Aim of the task: Repeat the records verbatim and leave the pictures out of your copy.

Available data:
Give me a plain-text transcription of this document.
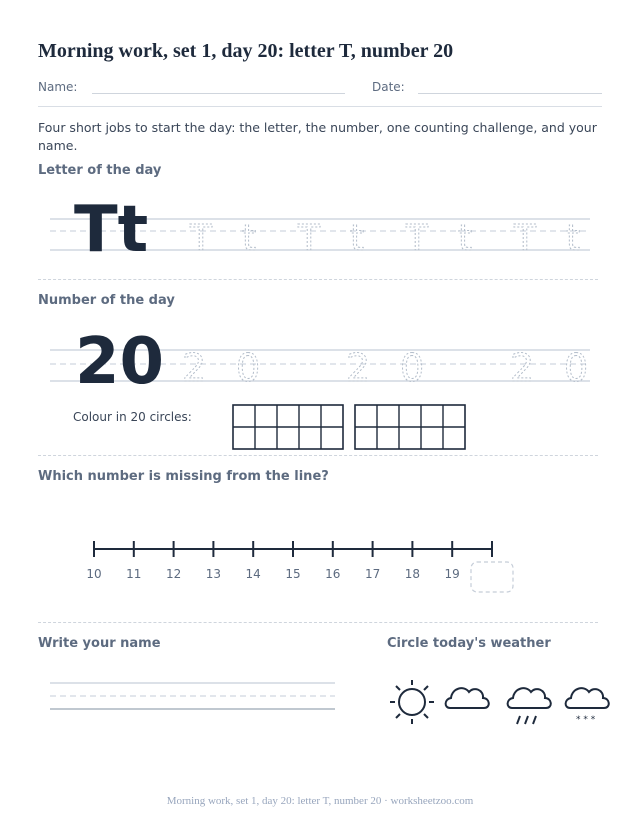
Morning work, set 1, day 20: letter T, number 20
Name:	Date:
Four short jobs to start the day: the letter, the number, one counting challenge, and your name.
Letter of the day
Tt T t T t T t T t
Number of the day
20 2 0 2 0 2 0
Colour in 20 circles:
Which number is missing from the line?
10 11 12 13 14 15 16 17 18 19
Write your name	Circle today's weather
* * *
Morning work, set 1, day 20: letter T, number 20 · worksheetzoo.com
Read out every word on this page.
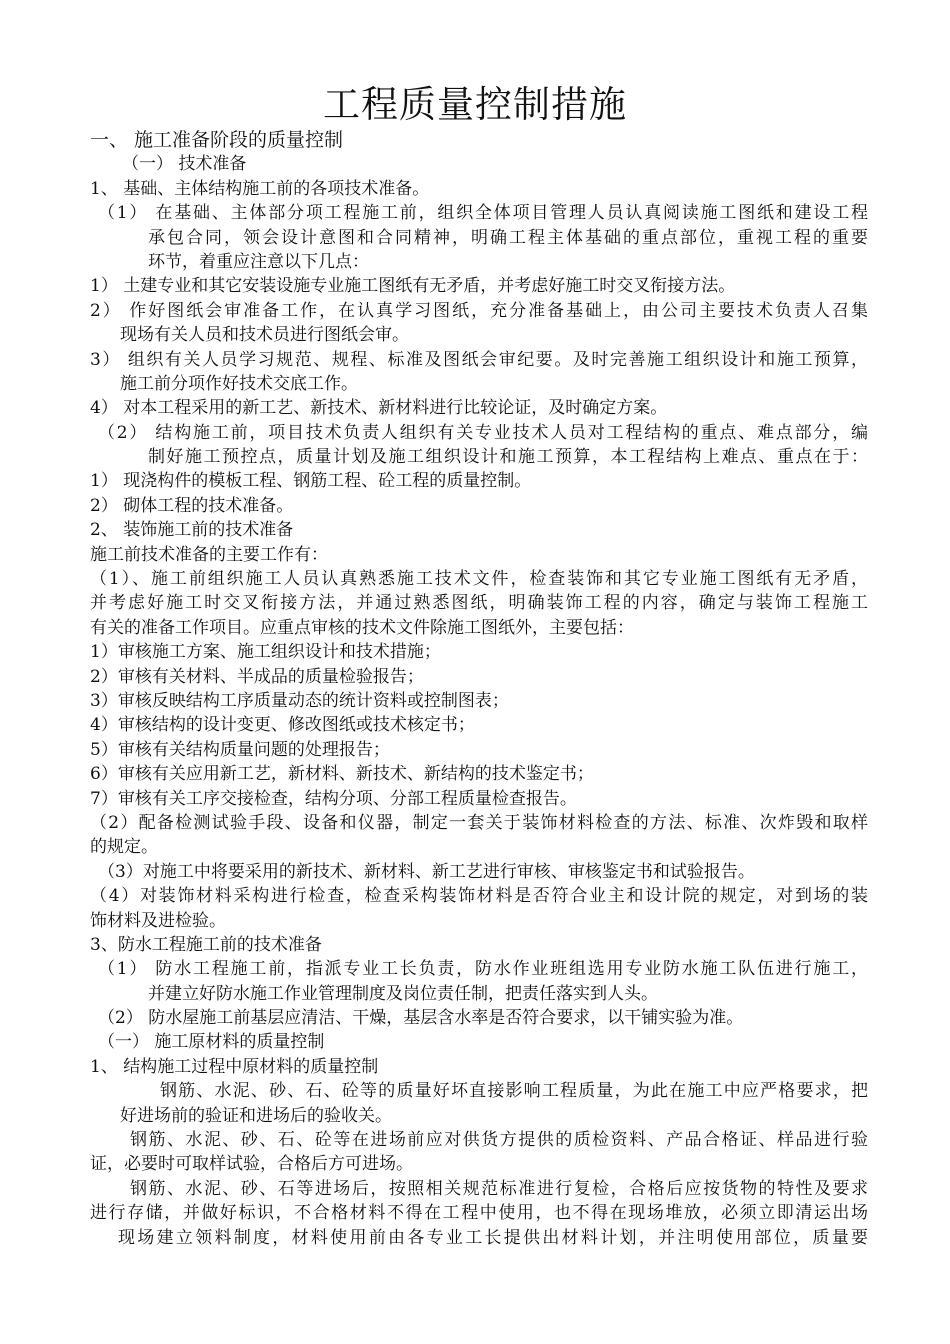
工程质量控制措施
一、 施工准备阶段的质量控制
（一） 技术准备
1、 基础、主体结构施工前的各项技术准备。
（1） 在基础、主体部分项工程施工前，组织全体项目管理人员认真阅读施工图纸和建设工程
承包合同，领会设计意图和合同精神，明确工程主体基础的重点部位，重视工程的重要
环节，着重应注意以下几点：
1） 土建专业和其它安装设施专业施工图纸有无矛盾，并考虑好施工时交叉衔接方法。
2） 作好图纸会审准备工作，在认真学习图纸，充分准备基础上，由公司主要技术负责人召集
现场有关人员和技术员进行图纸会审。
3） 组织有关人员学习规范、规程、标准及图纸会审纪要。及时完善施工组织设计和施工预算，
施工前分项作好技术交底工作。
4） 对本工程采用的新工艺、新技术、新材料进行比较论证，及时确定方案。
（2） 结构施工前，项目技术负责人组织有关专业技术人员对工程结构的重点、难点部分，编
制好施工预控点，质量计划及施工组织设计和施工预算，本工程结构上难点、重点在于：
1） 现浇构件的模板工程、钢筋工程、砼工程的质量控制。
2） 砌体工程的技术准备。
2、 装饰施工前的技术准备
施工前技术准备的主要工作有：
（1）、施工前组织施工人员认真熟悉施工技术文件，检查装饰和其它专业施工图纸有无矛盾，
并考虑好施工时交叉衔接方法，并通过熟悉图纸，明确装饰工程的内容，确定与装饰工程施工
有关的准备工作项目。应重点审核的技术文件除施工图纸外，主要包括：
1）审核施工方案、施工组织设计和技术措施；
2）审核有关材料、半成品的质量检验报告；
3）审核反映结构工序质量动态的统计资料或控制图表；
4）审核结构的设计变更、修改图纸或技术核定书；
5）审核有关结构质量问题的处理报告；
6）审核有关应用新工艺，新材料、新技术、新结构的技术鉴定书；
7）审核有关工序交接检查，结构分项、分部工程质量检查报告。
（2）配备检测试验手段、设备和仪器，制定一套关于装饰材料检查的方法、标准、次炸毁和取样
的规定。
（3）对施工中将要采用的新技术、新材料、新工艺进行审核、审核鉴定书和试验报告。
（4）对装饰材料采构进行检查，检查采构装饰材料是否符合业主和设计院的规定，对到场的装
饰材料及进检验。
3、防水工程施工前的技术准备
（1） 防水工程施工前，指派专业工长负责，防水作业班组选用专业防水施工队伍进行施工，
并建立好防水施工作业管理制度及岗位责任制，把责任落实到人头。
（2） 防水屋施工前基层应清洁、干燥，基层含水率是否符合要求，以干铺实验为准。
（一） 施工原材料的质量控制
1、 结构施工过程中原材料的质量控制
钢筋、水泥、砂、石、砼等的质量好坏直接影响工程质量，为此在施工中应严格要求，把
好进场前的验证和进场后的验收关。
钢筋、水泥、砂、石、砼等在进场前应对供货方提供的质检资料、产品合格证、样品进行验
证，必要时可取样试验，合格后方可进场。
钢筋、水泥、砂、石等进场后，按照相关规范标准进行复检，合格后应按货物的特性及要求
进行存储，并做好标识，不合格材料不得在工程中使用，也不得在现场堆放，必须立即清运出场
现场建立领料制度，材料使用前由各专业工长提供出材料计划，并注明使用部位，质量要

Completed exercise:
Give me a plain-text transcription of this document.
Morning work, set 1, day 20: letter T, number 20
Name:	Date:
Four short jobs to start the day: the letter, the number, one counting challenge, and your name.
Letter of the day
Tt T t T t T t T t
Number of the day
20 2 0 2 0 2 0
Colour in 20 circles:
Which number is missing from the line?
10 11 12 13 14 15 16 17 18 19
Write your name	Circle today's weather
* * *
Morning work, set 1, day 20: letter T, number 20 · worksheetzoo.com
Read out every word on this page.
工程质量控制措施
一、 施工准备阶段的质量控制
（一） 技术准备
1、 基础、主体结构施工前的各项技术准备。
（1） 在基础、主体部分项工程施工前，组织全体项目管理人员认真阅读施工图纸和建设工程
承包合同，领会设计意图和合同精神，明确工程主体基础的重点部位，重视工程的重要
环节，着重应注意以下几点：
1） 土建专业和其它安装设施专业施工图纸有无矛盾，并考虑好施工时交叉衔接方法。
2） 作好图纸会审准备工作，在认真学习图纸，充分准备基础上，由公司主要技术负责人召集
现场有关人员和技术员进行图纸会审。
3） 组织有关人员学习规范、规程、标准及图纸会审纪要。及时完善施工组织设计和施工预算，
施工前分项作好技术交底工作。
4） 对本工程采用的新工艺、新技术、新材料进行比较论证，及时确定方案。
（2） 结构施工前，项目技术负责人组织有关专业技术人员对工程结构的重点、难点部分，编
制好施工预控点，质量计划及施工组织设计和施工预算，本工程结构上难点、重点在于：
1） 现浇构件的模板工程、钢筋工程、砼工程的质量控制。
2） 砌体工程的技术准备。
2、 装饰施工前的技术准备
施工前技术准备的主要工作有：
（1）、施工前组织施工人员认真熟悉施工技术文件，检查装饰和其它专业施工图纸有无矛盾，
并考虑好施工时交叉衔接方法，并通过熟悉图纸，明确装饰工程的内容，确定与装饰工程施工
有关的准备工作项目。应重点审核的技术文件除施工图纸外，主要包括：
1）审核施工方案、施工组织设计和技术措施；
2）审核有关材料、半成品的质量检验报告；
3）审核反映结构工序质量动态的统计资料或控制图表；
4）审核结构的设计变更、修改图纸或技术核定书；
5）审核有关结构质量问题的处理报告；
6）审核有关应用新工艺，新材料、新技术、新结构的技术鉴定书；
7）审核有关工序交接检查，结构分项、分部工程质量检查报告。
（2）配备检测试验手段、设备和仪器，制定一套关于装饰材料检查的方法、标准、次炸毁和取样
的规定。
（3）对施工中将要采用的新技术、新材料、新工艺进行审核、审核鉴定书和试验报告。
（4）对装饰材料采构进行检查，检查采构装饰材料是否符合业主和设计院的规定，对到场的装
饰材料及进检验。
3、防水工程施工前的技术准备
（1） 防水工程施工前，指派专业工长负责，防水作业班组选用专业防水施工队伍进行施工，
并建立好防水施工作业管理制度及岗位责任制，把责任落实到人头。
（2） 防水屋施工前基层应清洁、干燥，基层含水率是否符合要求，以干铺实验为准。
（一） 施工原材料的质量控制
1、 结构施工过程中原材料的质量控制
钢筋、水泥、砂、石、砼等的质量好坏直接影响工程质量，为此在施工中应严格要求，把
好进场前的验证和进场后的验收关。
钢筋、水泥、砂、石、砼等在进场前应对供货方提供的质检资料、产品合格证、样品进行验
证，必要时可取样试验，合格后方可进场。
钢筋、水泥、砂、石等进场后，按照相关规范标准进行复检，合格后应按货物的特性及要求
进行存储，并做好标识，不合格材料不得在工程中使用，也不得在现场堆放，必须立即清运出场
现场建立领料制度，材料使用前由各专业工长提供出材料计划，并注明使用部位，质量要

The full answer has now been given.